Activity
Retype the listing that follows, word for word.

---------- Records provided ----------

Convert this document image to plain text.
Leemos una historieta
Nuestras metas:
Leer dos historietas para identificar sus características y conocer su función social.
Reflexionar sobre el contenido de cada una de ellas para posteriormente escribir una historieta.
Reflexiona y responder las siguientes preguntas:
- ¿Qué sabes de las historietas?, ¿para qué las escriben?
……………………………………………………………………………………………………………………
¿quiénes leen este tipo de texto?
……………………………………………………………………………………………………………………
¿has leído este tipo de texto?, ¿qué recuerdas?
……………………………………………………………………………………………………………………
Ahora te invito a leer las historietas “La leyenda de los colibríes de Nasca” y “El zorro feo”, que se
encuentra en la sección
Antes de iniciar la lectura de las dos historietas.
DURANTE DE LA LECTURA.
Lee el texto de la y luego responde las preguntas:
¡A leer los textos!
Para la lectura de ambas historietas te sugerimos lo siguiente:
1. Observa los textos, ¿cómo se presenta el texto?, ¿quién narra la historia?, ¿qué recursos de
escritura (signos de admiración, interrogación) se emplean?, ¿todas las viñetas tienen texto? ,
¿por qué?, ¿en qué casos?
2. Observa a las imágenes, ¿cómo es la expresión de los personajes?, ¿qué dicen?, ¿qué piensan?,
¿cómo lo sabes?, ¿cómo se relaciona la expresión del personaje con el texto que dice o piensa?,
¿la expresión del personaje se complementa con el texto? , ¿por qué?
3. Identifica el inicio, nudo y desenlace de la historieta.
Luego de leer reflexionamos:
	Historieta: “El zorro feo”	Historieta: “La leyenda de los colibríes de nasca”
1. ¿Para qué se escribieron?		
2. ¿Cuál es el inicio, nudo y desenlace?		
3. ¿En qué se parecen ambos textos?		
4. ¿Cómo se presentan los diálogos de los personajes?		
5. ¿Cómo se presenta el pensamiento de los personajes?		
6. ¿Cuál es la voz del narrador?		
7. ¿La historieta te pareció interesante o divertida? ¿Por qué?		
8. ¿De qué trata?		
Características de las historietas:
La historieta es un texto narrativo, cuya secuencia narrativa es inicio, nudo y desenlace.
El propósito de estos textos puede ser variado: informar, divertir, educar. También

----------

Final answer
Convert this document image to plain text.
Leemos una historieta
Nuestras metas:
Leer dos historietas para identificar sus características y conocer su función social.
Reflexionar sobre el contenido de cada una de ellas para posteriormente escribir una historieta.
Reflexiona y responder las siguientes preguntas:
- ¿Qué sabes de las historietas?, ¿para qué las escriben?
……………………………………………………………………………………………………………………
¿quiénes leen este tipo de texto?
……………………………………………………………………………………………………………………
¿has leído este tipo de texto?, ¿qué recuerdas?
……………………………………………………………………………………………………………………
Ahora te invito a leer las historietas “La leyenda de los colibríes de Nasca” y “El zorro feo”, que se
encuentra en la sección
Antes de iniciar la lectura de las dos historietas.
DURANTE DE LA LECTURA.
Lee el texto de la y luego responde las preguntas:
¡A leer los textos!
Para la lectura de ambas historietas te sugerimos lo siguiente:
1. Observa los textos, ¿cómo se presenta el texto?, ¿quién narra la historia?, ¿qué recursos de
escritura (signos de admiración, interrogación) se emplean?, ¿todas las viñetas tienen texto? ,
¿por qué?, ¿en qué casos?
2. Observa a las imágenes, ¿cómo es la expresión de los personajes?, ¿qué dicen?, ¿qué piensan?,
¿cómo lo sabes?, ¿cómo se relaciona la expresión del personaje con el texto que dice o piensa?,
¿la expresión del personaje se complementa con el texto? , ¿por qué?
3. Identifica el inicio, nudo y desenlace de la historieta.
Luego de leer reflexionamos:
	Historieta: “El zorro feo”	Historieta: “La leyenda de los colibríes de nasca”
1. ¿Para qué se escribieron?		
2. ¿Cuál es el inicio, nudo y desenlace?		
3. ¿En qué se parecen ambos textos?		
4. ¿Cómo se presentan los diálogos de los personajes?		
5. ¿Cómo se presenta el pensamiento de los personajes?		
6. ¿Cuál es la voz del narrador?		
7. ¿La historieta te pareció interesante o divertida? ¿Por qué?		
8. ¿De qué trata?		
Características de las historietas:
La historieta es un texto narrativo, cuya secuencia narrativa es inicio, nudo y desenlace.
El propósito de estos textos puede ser variado: informar, divertir, educar. También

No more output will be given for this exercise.